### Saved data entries

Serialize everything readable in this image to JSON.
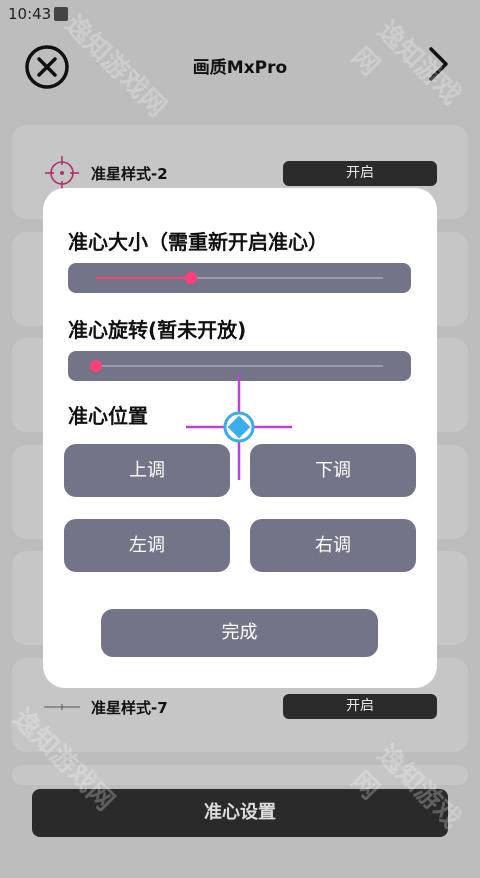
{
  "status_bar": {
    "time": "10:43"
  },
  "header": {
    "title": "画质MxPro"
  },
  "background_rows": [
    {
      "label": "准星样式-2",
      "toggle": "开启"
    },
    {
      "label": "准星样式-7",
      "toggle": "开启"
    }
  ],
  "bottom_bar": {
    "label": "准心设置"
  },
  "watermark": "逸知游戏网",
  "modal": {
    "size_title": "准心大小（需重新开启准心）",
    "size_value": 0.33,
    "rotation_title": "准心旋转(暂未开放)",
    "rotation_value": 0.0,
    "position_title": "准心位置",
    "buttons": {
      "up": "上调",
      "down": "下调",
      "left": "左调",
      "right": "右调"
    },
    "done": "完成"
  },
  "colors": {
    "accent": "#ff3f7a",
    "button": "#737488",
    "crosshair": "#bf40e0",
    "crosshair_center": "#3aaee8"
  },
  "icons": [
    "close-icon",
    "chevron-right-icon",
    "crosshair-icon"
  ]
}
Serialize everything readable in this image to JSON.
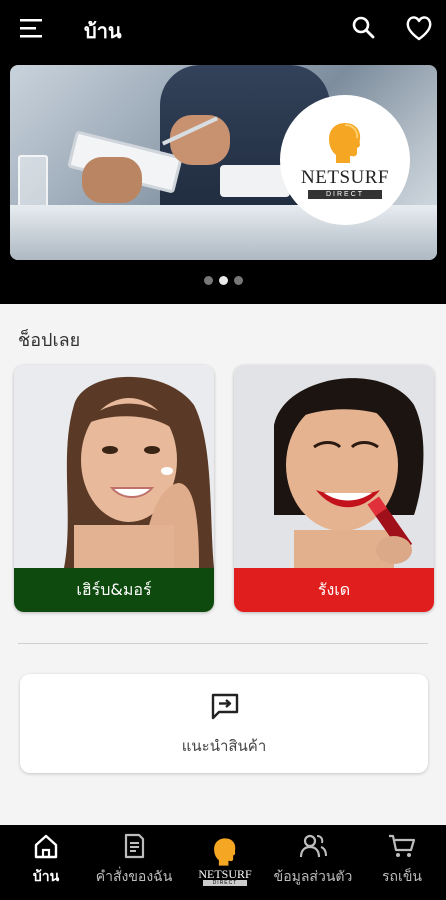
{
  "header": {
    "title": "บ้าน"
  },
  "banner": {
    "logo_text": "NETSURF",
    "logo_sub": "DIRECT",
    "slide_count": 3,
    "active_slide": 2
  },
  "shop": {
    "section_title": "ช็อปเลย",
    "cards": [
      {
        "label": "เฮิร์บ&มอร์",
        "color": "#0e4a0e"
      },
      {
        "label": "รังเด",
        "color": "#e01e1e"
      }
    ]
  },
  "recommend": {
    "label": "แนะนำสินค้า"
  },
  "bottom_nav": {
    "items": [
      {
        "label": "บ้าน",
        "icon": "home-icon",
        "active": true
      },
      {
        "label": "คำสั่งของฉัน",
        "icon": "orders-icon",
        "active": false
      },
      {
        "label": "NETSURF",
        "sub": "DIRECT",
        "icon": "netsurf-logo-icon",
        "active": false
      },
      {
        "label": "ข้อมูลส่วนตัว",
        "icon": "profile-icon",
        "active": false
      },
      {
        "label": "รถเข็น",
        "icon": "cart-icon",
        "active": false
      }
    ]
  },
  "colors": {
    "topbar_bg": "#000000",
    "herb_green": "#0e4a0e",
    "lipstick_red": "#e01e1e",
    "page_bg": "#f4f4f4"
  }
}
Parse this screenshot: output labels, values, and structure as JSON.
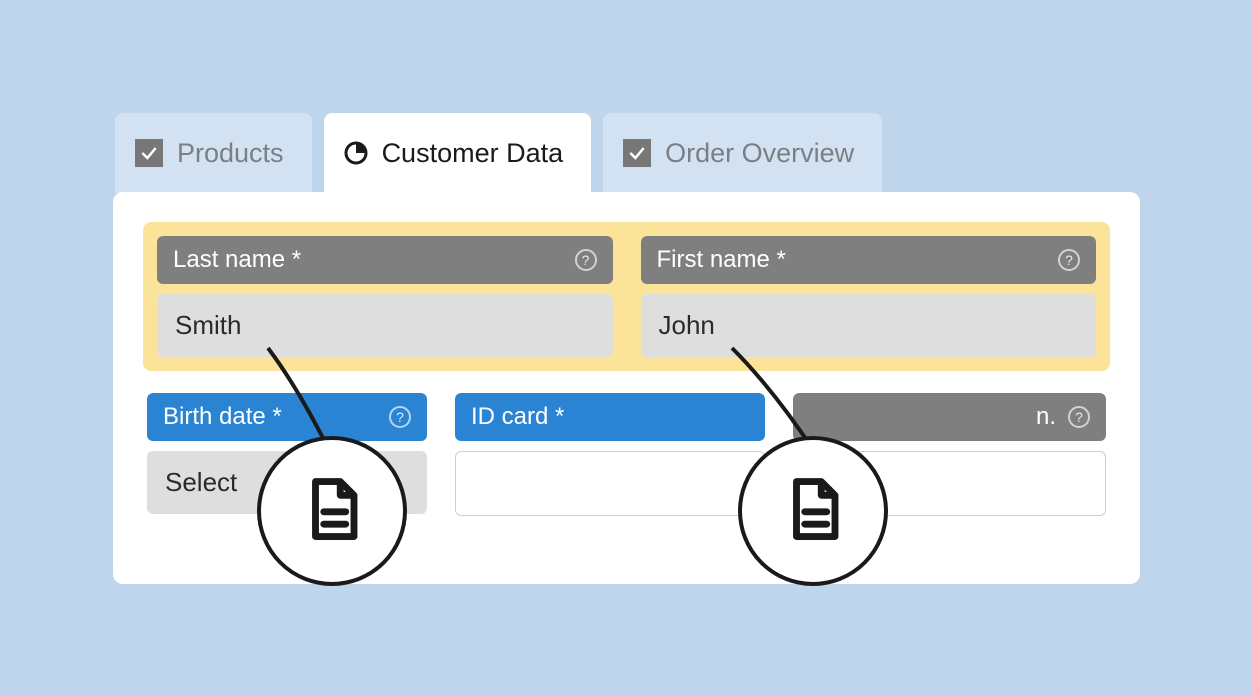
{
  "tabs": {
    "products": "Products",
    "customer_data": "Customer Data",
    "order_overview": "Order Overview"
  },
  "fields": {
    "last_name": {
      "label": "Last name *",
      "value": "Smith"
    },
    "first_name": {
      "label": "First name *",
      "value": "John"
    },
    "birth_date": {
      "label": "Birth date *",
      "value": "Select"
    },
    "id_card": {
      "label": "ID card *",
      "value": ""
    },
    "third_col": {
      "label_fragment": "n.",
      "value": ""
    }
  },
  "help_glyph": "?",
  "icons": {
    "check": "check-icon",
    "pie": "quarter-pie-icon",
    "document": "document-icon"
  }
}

### Task description
Repeat the listing in full and exactly. Do not include any images.

### Result
Serialize everything readable in this image to JSON.
{
  "status_bar": {
    "time": "10:43"
  },
  "header": {
    "title": "画质MxPro"
  },
  "background_rows": [
    {
      "label": "准星样式-2",
      "toggle": "开启"
    },
    {
      "label": "准星样式-7",
      "toggle": "开启"
    }
  ],
  "bottom_bar": {
    "label": "准心设置"
  },
  "watermark": "逸知游戏网",
  "modal": {
    "size_title": "准心大小（需重新开启准心）",
    "size_value": 0.33,
    "rotation_title": "准心旋转(暂未开放)",
    "rotation_value": 0.0,
    "position_title": "准心位置",
    "buttons": {
      "up": "上调",
      "down": "下调",
      "left": "左调",
      "right": "右调"
    },
    "done": "完成"
  },
  "colors": {
    "accent": "#ff3f7a",
    "button": "#737488",
    "crosshair": "#bf40e0",
    "crosshair_center": "#3aaee8"
  },
  "icons": [
    "close-icon",
    "chevron-right-icon",
    "crosshair-icon"
  ]
}
Serialize everything readable in this image to JSON.
{
  "header": {
    "title": "บ้าน"
  },
  "banner": {
    "logo_text": "NETSURF",
    "logo_sub": "DIRECT",
    "slide_count": 3,
    "active_slide": 2
  },
  "shop": {
    "section_title": "ช็อปเลย",
    "cards": [
      {
        "label": "เฮิร์บ&มอร์",
        "color": "#0e4a0e"
      },
      {
        "label": "รังเด",
        "color": "#e01e1e"
      }
    ]
  },
  "recommend": {
    "label": "แนะนำสินค้า"
  },
  "bottom_nav": {
    "items": [
      {
        "label": "บ้าน",
        "icon": "home-icon",
        "active": true
      },
      {
        "label": "คำสั่งของฉัน",
        "icon": "orders-icon",
        "active": false
      },
      {
        "label": "NETSURF",
        "sub": "DIRECT",
        "icon": "netsurf-logo-icon",
        "active": false
      },
      {
        "label": "ข้อมูลส่วนตัว",
        "icon": "profile-icon",
        "active": false
      },
      {
        "label": "รถเข็น",
        "icon": "cart-icon",
        "active": false
      }
    ]
  },
  "colors": {
    "topbar_bg": "#000000",
    "herb_green": "#0e4a0e",
    "lipstick_red": "#e01e1e",
    "page_bg": "#f4f4f4"
  }
}
Parse this screenshot: output labels, values, and structure as JSON.
{
  "tabs": {
    "products": "Products",
    "customer_data": "Customer Data",
    "order_overview": "Order Overview"
  },
  "fields": {
    "last_name": {
      "label": "Last name *",
      "value": "Smith"
    },
    "first_name": {
      "label": "First name *",
      "value": "John"
    },
    "birth_date": {
      "label": "Birth date *",
      "value": "Select"
    },
    "id_card": {
      "label": "ID card *",
      "value": ""
    },
    "third_col": {
      "label_fragment": "n.",
      "value": ""
    }
  },
  "help_glyph": "?",
  "icons": {
    "check": "check-icon",
    "pie": "quarter-pie-icon",
    "document": "document-icon"
  }
}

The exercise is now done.